DIRECTIONS FOR THIS TASK:
Return the count of lines that mention "name", with no other words.

INPUT ROWS:

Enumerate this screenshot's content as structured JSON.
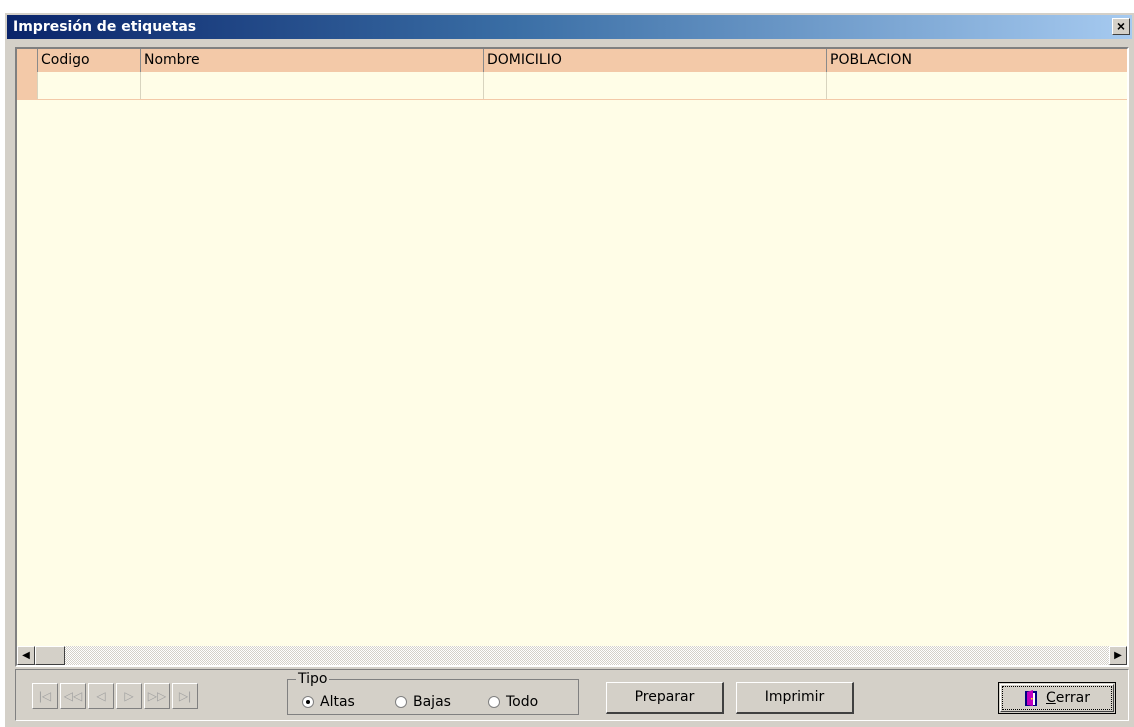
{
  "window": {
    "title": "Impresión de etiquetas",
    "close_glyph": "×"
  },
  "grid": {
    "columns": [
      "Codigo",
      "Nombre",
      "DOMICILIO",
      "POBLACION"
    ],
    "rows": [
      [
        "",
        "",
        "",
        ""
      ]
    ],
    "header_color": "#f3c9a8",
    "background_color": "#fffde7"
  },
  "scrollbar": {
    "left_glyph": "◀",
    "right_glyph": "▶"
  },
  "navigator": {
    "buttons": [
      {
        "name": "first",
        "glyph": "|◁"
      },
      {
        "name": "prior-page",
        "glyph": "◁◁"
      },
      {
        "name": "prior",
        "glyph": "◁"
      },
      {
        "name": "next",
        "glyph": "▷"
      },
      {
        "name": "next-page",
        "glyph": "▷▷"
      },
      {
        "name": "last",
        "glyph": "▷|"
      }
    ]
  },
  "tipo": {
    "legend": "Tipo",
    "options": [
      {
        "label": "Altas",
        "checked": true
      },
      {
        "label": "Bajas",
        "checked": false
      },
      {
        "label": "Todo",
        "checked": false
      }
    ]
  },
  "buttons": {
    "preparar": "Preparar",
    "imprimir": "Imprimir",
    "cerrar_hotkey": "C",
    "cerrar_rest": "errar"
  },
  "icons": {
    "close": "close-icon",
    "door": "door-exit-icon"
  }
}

FINISHED ANSWER:
6